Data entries
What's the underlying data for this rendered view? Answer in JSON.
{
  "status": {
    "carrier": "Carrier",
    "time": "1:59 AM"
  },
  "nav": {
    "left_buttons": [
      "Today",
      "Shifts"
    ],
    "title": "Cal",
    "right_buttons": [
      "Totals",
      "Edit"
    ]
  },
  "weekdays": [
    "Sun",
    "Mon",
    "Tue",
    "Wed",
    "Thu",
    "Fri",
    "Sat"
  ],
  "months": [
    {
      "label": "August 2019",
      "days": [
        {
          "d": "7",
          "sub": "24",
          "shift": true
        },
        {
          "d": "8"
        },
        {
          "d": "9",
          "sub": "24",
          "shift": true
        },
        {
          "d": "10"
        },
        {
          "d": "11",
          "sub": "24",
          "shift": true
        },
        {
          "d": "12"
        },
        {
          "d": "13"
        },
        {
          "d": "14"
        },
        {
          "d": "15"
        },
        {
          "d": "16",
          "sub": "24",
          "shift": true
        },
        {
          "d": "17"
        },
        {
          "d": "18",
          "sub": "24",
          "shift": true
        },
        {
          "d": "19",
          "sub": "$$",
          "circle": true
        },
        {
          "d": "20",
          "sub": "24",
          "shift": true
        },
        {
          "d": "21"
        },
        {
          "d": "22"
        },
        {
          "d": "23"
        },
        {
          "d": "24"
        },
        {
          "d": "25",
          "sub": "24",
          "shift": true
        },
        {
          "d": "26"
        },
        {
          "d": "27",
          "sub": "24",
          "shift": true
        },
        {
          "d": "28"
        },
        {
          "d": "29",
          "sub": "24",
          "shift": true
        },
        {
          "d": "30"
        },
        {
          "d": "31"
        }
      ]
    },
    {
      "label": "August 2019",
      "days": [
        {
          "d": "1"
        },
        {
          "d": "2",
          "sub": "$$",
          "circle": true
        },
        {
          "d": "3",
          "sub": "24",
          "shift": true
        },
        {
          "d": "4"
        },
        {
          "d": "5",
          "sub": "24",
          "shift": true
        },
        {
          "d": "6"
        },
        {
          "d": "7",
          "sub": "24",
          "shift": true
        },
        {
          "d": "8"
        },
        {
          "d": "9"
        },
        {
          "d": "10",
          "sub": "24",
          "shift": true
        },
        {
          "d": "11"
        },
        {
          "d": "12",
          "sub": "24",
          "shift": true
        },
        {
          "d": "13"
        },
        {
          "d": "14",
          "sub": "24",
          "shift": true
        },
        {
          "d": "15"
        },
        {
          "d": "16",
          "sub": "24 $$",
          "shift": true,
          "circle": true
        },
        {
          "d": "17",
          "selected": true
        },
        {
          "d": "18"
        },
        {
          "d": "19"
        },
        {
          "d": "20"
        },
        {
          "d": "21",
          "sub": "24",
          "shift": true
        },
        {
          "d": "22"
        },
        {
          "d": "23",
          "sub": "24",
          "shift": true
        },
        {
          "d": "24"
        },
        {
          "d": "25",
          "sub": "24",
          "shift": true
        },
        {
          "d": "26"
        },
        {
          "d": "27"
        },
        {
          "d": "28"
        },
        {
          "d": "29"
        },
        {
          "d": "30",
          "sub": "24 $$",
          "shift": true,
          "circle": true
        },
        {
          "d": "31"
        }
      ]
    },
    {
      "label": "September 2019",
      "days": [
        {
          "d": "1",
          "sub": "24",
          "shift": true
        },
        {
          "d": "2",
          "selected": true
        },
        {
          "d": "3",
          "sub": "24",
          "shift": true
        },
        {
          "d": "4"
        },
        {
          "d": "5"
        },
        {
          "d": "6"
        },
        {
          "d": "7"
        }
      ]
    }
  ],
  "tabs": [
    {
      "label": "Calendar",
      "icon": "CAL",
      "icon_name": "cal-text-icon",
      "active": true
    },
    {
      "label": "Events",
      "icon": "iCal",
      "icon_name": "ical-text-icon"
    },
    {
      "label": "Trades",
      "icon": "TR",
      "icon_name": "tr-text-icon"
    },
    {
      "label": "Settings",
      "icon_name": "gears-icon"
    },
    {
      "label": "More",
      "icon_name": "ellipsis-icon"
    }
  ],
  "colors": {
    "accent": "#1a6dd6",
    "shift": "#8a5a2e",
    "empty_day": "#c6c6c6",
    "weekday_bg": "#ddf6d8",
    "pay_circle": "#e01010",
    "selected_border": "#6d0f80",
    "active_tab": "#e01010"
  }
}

# Problem description
Exact output of every entry is required.

# Solution to this task
What's the underlying data for this rendered view? Answer in JSON.
{
  "status": {
    "carrier": "Carrier",
    "time": "1:59 AM"
  },
  "nav": {
    "left_buttons": [
      "Today",
      "Shifts"
    ],
    "title": "Cal",
    "right_buttons": [
      "Totals",
      "Edit"
    ]
  },
  "weekdays": [
    "Sun",
    "Mon",
    "Tue",
    "Wed",
    "Thu",
    "Fri",
    "Sat"
  ],
  "months": [
    {
      "label": "August 2019",
      "days": [
        {
          "d": "7",
          "sub": "24",
          "shift": true
        },
        {
          "d": "8"
        },
        {
          "d": "9",
          "sub": "24",
          "shift": true
        },
        {
          "d": "10"
        },
        {
          "d": "11",
          "sub": "24",
          "shift": true
        },
        {
          "d": "12"
        },
        {
          "d": "13"
        },
        {
          "d": "14"
        },
        {
          "d": "15"
        },
        {
          "d": "16",
          "sub": "24",
          "shift": true
        },
        {
          "d": "17"
        },
        {
          "d": "18",
          "sub": "24",
          "shift": true
        },
        {
          "d": "19",
          "sub": "$$",
          "circle": true
        },
        {
          "d": "20",
          "sub": "24",
          "shift": true
        },
        {
          "d": "21"
        },
        {
          "d": "22"
        },
        {
          "d": "23"
        },
        {
          "d": "24"
        },
        {
          "d": "25",
          "sub": "24",
          "shift": true
        },
        {
          "d": "26"
        },
        {
          "d": "27",
          "sub": "24",
          "shift": true
        },
        {
          "d": "28"
        },
        {
          "d": "29",
          "sub": "24",
          "shift": true
        },
        {
          "d": "30"
        },
        {
          "d": "31"
        }
      ]
    },
    {
      "label": "August 2019",
      "days": [
        {
          "d": "1"
        },
        {
          "d": "2",
          "sub": "$$",
          "circle": true
        },
        {
          "d": "3",
          "sub": "24",
          "shift": true
        },
        {
          "d": "4"
        },
        {
          "d": "5",
          "sub": "24",
          "shift": true
        },
        {
          "d": "6"
        },
        {
          "d": "7",
          "sub": "24",
          "shift": true
        },
        {
          "d": "8"
        },
        {
          "d": "9"
        },
        {
          "d": "10",
          "sub": "24",
          "shift": true
        },
        {
          "d": "11"
        },
        {
          "d": "12",
          "sub": "24",
          "shift": true
        },
        {
          "d": "13"
        },
        {
          "d": "14",
          "sub": "24",
          "shift": true
        },
        {
          "d": "15"
        },
        {
          "d": "16",
          "sub": "24 $$",
          "shift": true,
          "circle": true
        },
        {
          "d": "17",
          "selected": true
        },
        {
          "d": "18"
        },
        {
          "d": "19"
        },
        {
          "d": "20"
        },
        {
          "d": "21",
          "sub": "24",
          "shift": true
        },
        {
          "d": "22"
        },
        {
          "d": "23",
          "sub": "24",
          "shift": true
        },
        {
          "d": "24"
        },
        {
          "d": "25",
          "sub": "24",
          "shift": true
        },
        {
          "d": "26"
        },
        {
          "d": "27"
        },
        {
          "d": "28"
        },
        {
          "d": "29"
        },
        {
          "d": "30",
          "sub": "24 $$",
          "shift": true,
          "circle": true
        },
        {
          "d": "31"
        }
      ]
    },
    {
      "label": "September 2019",
      "days": [
        {
          "d": "1",
          "sub": "24",
          "shift": true
        },
        {
          "d": "2",
          "selected": true
        },
        {
          "d": "3",
          "sub": "24",
          "shift": true
        },
        {
          "d": "4"
        },
        {
          "d": "5"
        },
        {
          "d": "6"
        },
        {
          "d": "7"
        }
      ]
    }
  ],
  "tabs": [
    {
      "label": "Calendar",
      "icon": "CAL",
      "icon_name": "cal-text-icon",
      "active": true
    },
    {
      "label": "Events",
      "icon": "iCal",
      "icon_name": "ical-text-icon"
    },
    {
      "label": "Trades",
      "icon": "TR",
      "icon_name": "tr-text-icon"
    },
    {
      "label": "Settings",
      "icon_name": "gears-icon"
    },
    {
      "label": "More",
      "icon_name": "ellipsis-icon"
    }
  ],
  "colors": {
    "accent": "#1a6dd6",
    "shift": "#8a5a2e",
    "empty_day": "#c6c6c6",
    "weekday_bg": "#ddf6d8",
    "pay_circle": "#e01010",
    "selected_border": "#6d0f80",
    "active_tab": "#e01010"
  }
}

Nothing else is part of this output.